> Task prompt
Your task is to copy every line of the records below that contains "archived".

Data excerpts
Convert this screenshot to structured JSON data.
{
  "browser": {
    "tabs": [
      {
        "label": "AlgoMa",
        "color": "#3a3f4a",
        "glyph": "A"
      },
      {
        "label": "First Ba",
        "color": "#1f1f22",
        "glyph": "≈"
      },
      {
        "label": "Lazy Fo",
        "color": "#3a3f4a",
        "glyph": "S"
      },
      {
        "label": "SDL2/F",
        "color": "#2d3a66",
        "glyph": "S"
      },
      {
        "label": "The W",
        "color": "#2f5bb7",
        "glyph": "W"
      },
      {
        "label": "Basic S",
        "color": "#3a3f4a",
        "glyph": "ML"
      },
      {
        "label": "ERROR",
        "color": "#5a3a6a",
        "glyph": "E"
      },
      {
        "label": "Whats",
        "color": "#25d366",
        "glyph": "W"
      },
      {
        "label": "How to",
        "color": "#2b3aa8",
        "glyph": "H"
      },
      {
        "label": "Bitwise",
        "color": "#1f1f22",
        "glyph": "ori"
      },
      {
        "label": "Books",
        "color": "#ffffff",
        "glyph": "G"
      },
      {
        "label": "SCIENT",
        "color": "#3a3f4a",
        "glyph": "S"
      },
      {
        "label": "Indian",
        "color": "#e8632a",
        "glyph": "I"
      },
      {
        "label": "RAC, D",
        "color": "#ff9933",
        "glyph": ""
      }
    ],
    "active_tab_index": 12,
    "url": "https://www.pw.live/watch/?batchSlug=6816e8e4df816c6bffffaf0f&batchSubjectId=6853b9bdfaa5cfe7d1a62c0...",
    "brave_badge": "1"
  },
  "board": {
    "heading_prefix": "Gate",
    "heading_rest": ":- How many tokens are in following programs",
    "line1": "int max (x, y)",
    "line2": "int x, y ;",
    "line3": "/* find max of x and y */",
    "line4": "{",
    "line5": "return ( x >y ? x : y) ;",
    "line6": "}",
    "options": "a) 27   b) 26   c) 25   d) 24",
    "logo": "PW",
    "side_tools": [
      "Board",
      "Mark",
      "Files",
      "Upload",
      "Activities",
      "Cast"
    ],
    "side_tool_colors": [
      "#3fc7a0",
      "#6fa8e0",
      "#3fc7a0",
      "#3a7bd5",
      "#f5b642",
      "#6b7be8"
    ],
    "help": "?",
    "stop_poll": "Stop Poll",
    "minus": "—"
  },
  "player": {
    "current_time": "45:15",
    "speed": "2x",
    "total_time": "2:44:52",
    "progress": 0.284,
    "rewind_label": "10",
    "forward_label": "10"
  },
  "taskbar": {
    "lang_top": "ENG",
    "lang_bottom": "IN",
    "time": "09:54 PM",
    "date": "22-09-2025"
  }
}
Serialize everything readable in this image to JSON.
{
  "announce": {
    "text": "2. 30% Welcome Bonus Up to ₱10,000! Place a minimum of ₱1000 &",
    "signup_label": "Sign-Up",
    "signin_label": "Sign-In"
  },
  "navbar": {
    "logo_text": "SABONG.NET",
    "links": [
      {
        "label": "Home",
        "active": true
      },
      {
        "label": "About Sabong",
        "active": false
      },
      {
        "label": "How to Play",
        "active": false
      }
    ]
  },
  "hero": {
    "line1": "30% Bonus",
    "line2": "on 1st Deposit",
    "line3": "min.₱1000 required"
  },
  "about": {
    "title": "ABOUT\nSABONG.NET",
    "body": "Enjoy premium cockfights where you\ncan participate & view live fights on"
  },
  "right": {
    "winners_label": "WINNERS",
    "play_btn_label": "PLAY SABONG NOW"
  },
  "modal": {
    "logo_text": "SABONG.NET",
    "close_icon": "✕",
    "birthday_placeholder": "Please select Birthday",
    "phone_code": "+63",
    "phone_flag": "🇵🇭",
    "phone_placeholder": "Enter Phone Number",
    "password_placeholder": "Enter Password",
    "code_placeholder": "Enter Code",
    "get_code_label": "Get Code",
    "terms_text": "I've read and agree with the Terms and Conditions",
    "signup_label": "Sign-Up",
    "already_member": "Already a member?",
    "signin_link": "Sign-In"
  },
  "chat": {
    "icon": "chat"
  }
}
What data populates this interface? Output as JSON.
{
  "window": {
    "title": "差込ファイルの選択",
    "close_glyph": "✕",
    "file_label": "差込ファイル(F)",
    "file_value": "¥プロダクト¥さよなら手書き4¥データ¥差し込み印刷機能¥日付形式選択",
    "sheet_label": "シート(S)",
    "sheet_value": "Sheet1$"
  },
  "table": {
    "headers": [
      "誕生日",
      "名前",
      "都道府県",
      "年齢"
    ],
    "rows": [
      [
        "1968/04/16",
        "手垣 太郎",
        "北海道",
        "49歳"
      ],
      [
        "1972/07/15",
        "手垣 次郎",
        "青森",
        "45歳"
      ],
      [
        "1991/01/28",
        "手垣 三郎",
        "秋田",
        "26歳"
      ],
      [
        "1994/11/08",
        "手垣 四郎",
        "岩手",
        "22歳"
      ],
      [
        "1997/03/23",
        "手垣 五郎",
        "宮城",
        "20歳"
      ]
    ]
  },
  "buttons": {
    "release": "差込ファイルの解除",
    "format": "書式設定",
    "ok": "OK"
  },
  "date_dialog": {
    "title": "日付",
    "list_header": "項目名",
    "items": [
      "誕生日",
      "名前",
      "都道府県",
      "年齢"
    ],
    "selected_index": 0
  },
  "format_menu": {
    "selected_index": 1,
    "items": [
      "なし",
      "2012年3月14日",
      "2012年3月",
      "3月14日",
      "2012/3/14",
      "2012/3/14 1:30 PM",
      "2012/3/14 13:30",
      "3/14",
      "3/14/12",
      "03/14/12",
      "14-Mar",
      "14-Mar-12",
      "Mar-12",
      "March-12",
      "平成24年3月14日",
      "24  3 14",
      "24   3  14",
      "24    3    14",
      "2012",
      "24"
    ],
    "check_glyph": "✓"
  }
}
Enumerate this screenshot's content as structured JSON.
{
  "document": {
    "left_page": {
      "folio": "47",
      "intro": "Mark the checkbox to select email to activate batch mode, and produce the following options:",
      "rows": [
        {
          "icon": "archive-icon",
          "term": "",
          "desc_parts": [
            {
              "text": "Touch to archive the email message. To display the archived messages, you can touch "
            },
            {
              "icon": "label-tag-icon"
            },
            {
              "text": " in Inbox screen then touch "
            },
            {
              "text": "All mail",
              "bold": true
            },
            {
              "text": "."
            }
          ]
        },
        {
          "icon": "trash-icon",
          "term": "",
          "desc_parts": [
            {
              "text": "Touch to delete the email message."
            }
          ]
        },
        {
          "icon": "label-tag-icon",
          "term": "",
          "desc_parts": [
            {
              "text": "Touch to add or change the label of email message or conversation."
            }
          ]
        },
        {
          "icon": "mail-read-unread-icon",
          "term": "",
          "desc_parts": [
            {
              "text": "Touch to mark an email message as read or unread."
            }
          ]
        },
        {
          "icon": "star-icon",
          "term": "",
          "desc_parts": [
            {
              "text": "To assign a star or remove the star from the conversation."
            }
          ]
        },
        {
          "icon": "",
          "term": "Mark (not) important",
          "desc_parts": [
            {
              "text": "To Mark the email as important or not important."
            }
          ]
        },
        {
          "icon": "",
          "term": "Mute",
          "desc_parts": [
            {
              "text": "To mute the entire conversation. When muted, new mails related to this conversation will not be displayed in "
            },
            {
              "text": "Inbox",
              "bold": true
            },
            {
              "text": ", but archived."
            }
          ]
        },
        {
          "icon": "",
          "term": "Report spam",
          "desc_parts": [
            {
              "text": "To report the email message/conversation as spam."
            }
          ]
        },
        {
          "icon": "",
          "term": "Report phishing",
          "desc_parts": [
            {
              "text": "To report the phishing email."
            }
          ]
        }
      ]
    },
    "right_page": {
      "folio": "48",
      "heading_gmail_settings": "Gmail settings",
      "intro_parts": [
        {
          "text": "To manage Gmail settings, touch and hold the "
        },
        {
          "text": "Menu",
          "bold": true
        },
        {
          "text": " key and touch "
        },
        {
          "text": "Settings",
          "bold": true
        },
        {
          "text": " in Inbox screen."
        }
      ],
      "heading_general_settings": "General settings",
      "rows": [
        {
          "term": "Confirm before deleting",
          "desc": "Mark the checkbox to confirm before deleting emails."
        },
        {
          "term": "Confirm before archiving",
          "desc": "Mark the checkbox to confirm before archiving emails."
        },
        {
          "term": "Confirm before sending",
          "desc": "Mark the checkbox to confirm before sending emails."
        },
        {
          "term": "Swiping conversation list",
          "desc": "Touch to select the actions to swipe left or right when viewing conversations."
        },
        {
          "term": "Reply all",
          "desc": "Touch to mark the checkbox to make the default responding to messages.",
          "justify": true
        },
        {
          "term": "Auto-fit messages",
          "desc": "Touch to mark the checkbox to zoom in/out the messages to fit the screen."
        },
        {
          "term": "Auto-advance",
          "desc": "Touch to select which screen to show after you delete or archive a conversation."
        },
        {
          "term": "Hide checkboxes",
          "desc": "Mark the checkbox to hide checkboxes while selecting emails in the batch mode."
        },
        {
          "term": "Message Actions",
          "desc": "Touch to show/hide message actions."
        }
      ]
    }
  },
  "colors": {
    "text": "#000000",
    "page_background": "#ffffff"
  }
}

> Output for this exercise
              "text": "Touch to archive the email message. To display the archived messages, you can touch "
              "text": ", but archived."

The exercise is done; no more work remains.